提到地摊商贩,自然离不开对城市商业环境的提及,要想了解西方中古时期“地摊经济”的形成,首先得从城市的形成开始讲起。从11世纪起,从东罗马帝国覆灭后走出的西欧社会,开始建立起了新型城市。农业、手工业与制造业的进步极大地推动了商品经济的发展,在此基础上兴起的城市便向商业贸易中心的方向发展,并形成了地方市场的商业模式。人们从不同的地方来到集市上交换货物,形成庞大的人群聚集,流动摊点便应运而生。
虽然在中世纪,城市的兴起并未对以宗教题材为主的传统绘画造成显著的影响,但新型城镇开始被作为背景进入了世俗绘画的描绘领域。在1335年,当时的著名画师安布罗焦·洛伦泽蒂(Ambrogio Lorenzetti)接下了锡耶纳市政府的委托,在其执政宫内制作一系列巨型壁画。

☆ ☆ ☆ ☆ ☆

简短问题 A
据引文所述,1335年安布罗焦·洛伦泽蒂接受了谁的委托?
简短问题 B
引文中哪些领域的进步极大地推动了商品经济的发展?请全部列出。

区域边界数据
☆ ☆ ☆ ☆ ☆

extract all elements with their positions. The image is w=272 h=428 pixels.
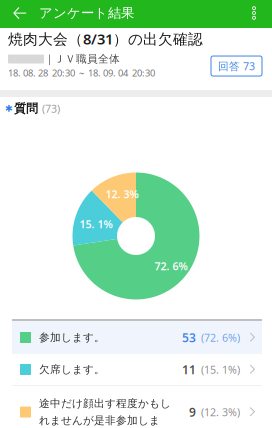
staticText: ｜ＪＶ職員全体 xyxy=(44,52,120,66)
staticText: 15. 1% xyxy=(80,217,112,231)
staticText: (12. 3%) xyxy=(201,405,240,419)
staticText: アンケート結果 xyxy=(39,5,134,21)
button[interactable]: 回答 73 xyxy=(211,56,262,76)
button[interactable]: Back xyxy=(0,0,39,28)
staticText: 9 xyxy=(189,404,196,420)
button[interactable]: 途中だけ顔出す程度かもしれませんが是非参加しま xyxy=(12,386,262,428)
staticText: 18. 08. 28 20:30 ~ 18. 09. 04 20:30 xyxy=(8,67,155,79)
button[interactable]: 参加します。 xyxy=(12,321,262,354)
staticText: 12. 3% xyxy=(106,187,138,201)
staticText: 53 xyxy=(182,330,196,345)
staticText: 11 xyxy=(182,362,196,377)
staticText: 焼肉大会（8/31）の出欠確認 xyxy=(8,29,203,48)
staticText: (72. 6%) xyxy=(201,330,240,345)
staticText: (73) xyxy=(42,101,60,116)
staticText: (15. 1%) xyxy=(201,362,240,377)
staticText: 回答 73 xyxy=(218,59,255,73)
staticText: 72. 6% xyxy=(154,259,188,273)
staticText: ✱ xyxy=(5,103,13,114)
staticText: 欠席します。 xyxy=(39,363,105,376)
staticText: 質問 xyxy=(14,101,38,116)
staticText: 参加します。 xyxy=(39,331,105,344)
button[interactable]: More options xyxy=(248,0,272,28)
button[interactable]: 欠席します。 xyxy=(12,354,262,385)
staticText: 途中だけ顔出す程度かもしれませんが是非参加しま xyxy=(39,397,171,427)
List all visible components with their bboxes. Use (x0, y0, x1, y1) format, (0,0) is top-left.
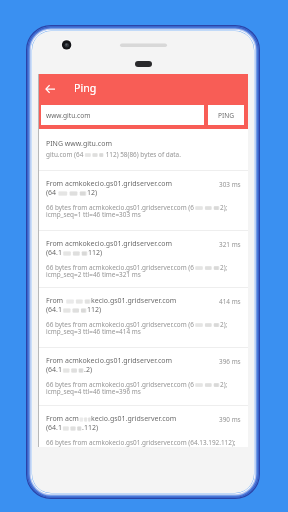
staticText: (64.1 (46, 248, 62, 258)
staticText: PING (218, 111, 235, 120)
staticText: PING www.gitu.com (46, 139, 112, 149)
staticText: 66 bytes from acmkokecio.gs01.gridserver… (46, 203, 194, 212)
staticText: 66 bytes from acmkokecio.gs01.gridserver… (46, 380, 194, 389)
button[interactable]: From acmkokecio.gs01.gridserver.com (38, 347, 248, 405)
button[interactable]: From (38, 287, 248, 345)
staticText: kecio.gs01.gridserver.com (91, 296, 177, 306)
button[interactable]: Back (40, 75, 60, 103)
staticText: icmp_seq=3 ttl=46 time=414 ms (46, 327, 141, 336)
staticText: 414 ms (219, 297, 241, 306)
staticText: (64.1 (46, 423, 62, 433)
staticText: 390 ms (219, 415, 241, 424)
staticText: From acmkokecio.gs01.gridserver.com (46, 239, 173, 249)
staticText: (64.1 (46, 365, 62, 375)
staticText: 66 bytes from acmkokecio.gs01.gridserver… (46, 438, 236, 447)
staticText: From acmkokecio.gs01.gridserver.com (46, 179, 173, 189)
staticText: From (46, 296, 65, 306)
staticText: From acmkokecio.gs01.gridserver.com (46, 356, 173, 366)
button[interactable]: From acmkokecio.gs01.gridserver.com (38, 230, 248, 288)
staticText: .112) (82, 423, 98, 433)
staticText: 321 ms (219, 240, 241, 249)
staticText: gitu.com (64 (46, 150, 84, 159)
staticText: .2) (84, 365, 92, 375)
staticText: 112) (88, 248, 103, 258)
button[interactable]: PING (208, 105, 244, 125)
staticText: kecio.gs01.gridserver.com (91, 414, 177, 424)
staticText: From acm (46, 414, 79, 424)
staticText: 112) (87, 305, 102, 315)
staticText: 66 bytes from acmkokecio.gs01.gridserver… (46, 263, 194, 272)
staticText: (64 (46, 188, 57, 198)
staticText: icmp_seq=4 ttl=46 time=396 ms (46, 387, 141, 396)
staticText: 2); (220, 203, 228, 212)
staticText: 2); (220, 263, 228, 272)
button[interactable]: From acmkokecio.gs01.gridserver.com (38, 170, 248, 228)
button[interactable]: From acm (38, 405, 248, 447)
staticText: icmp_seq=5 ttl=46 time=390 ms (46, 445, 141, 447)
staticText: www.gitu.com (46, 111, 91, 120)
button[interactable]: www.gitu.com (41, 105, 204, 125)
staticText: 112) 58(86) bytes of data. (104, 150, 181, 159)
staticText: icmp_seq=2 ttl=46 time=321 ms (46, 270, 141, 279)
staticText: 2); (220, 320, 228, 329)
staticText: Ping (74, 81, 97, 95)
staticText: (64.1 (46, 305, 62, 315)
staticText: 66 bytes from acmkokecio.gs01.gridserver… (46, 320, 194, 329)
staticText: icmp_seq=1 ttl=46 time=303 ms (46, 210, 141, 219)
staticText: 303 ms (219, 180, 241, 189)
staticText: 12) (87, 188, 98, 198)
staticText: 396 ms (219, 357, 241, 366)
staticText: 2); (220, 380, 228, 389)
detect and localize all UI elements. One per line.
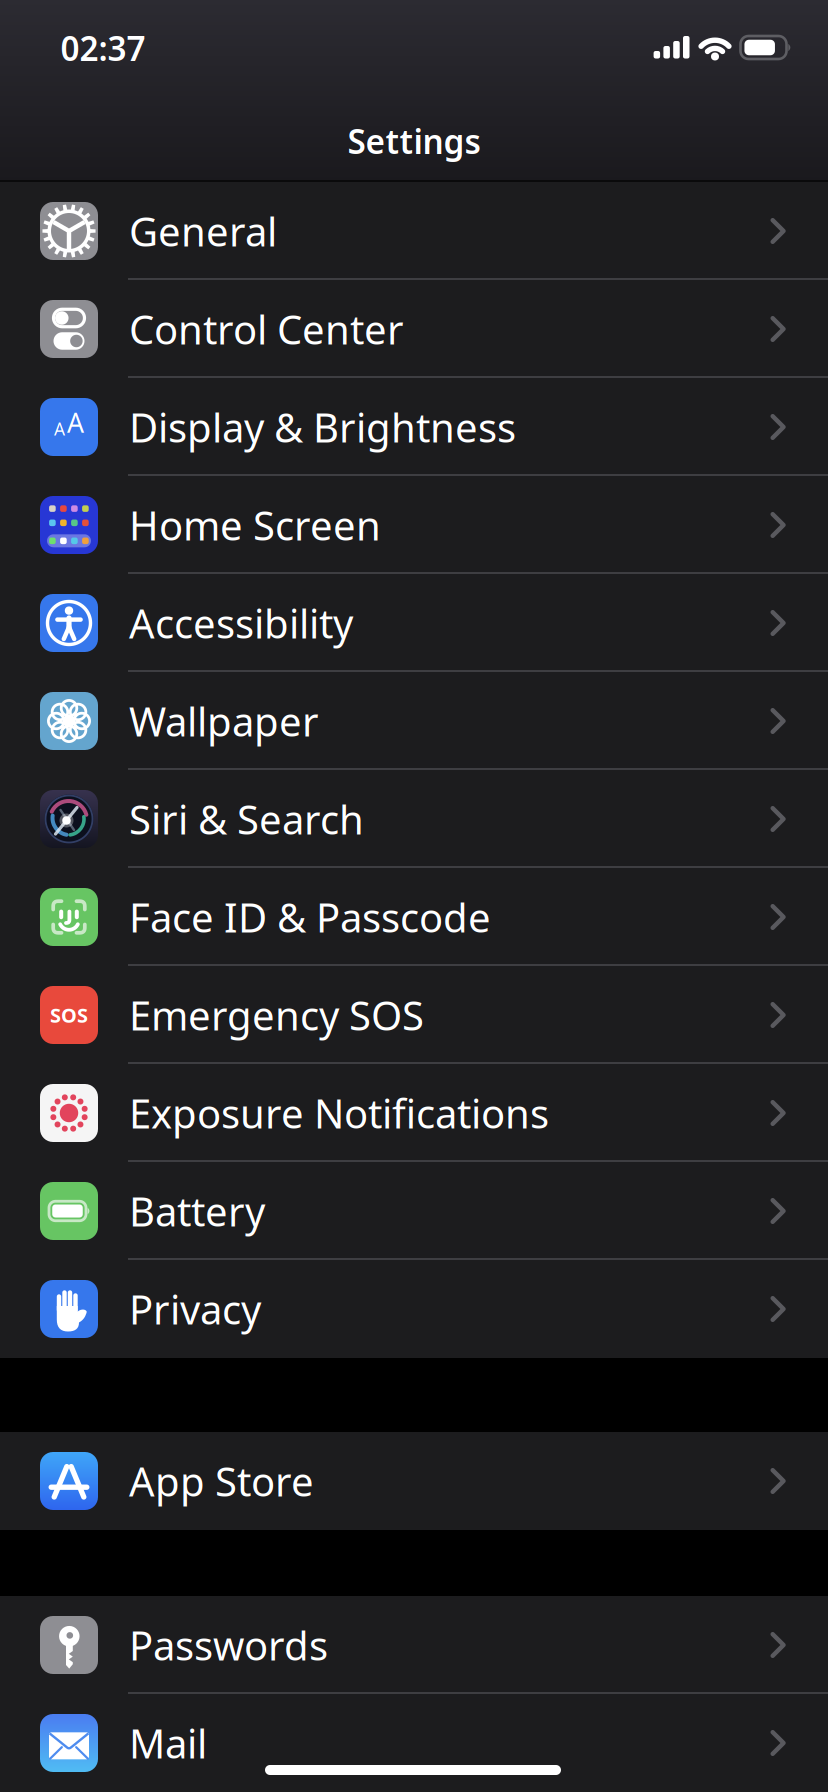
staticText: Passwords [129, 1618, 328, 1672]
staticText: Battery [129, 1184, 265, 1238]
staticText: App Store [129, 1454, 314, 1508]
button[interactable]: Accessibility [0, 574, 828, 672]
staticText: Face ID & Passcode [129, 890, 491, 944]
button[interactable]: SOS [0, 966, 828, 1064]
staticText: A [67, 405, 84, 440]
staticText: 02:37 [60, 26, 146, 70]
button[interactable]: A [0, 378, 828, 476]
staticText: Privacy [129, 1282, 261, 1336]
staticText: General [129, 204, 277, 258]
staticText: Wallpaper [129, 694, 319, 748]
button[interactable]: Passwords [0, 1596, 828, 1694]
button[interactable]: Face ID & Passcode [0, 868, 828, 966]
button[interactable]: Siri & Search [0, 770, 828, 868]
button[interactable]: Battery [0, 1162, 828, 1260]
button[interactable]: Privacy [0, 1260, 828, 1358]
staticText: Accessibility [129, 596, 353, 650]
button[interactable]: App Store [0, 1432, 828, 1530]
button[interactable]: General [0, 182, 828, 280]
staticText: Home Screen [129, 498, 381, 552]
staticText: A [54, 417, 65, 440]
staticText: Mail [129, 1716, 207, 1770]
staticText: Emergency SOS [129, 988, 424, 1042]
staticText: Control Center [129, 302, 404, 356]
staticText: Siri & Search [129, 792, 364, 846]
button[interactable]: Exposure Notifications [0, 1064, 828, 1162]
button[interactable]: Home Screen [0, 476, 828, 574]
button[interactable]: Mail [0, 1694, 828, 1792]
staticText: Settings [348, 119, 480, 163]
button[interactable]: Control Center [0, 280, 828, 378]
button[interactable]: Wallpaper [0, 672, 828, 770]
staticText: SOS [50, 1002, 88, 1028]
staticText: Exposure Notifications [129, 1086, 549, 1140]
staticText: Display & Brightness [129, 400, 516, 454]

☆ ☆ ☆ ☆ ☆

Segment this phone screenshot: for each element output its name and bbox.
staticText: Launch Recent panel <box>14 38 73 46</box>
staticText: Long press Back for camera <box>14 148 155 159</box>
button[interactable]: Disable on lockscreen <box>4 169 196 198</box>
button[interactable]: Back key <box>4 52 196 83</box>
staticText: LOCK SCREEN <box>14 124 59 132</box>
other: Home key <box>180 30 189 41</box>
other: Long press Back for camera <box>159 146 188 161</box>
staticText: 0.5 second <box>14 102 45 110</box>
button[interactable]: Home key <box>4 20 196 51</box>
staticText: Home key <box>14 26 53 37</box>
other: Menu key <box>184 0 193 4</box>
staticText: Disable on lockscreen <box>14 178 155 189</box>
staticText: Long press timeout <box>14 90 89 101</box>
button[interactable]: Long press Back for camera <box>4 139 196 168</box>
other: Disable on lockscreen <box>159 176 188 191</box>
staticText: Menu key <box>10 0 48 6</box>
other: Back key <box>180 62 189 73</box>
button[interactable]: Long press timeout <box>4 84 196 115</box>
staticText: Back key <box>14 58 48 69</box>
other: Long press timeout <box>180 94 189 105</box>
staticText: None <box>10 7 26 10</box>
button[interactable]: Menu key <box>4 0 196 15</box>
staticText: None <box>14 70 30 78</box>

☆ ☆ ☆ ☆ ☆

完整回答 A
锡耶纳市政府。

完整回答 B
农业、手工业、制造业。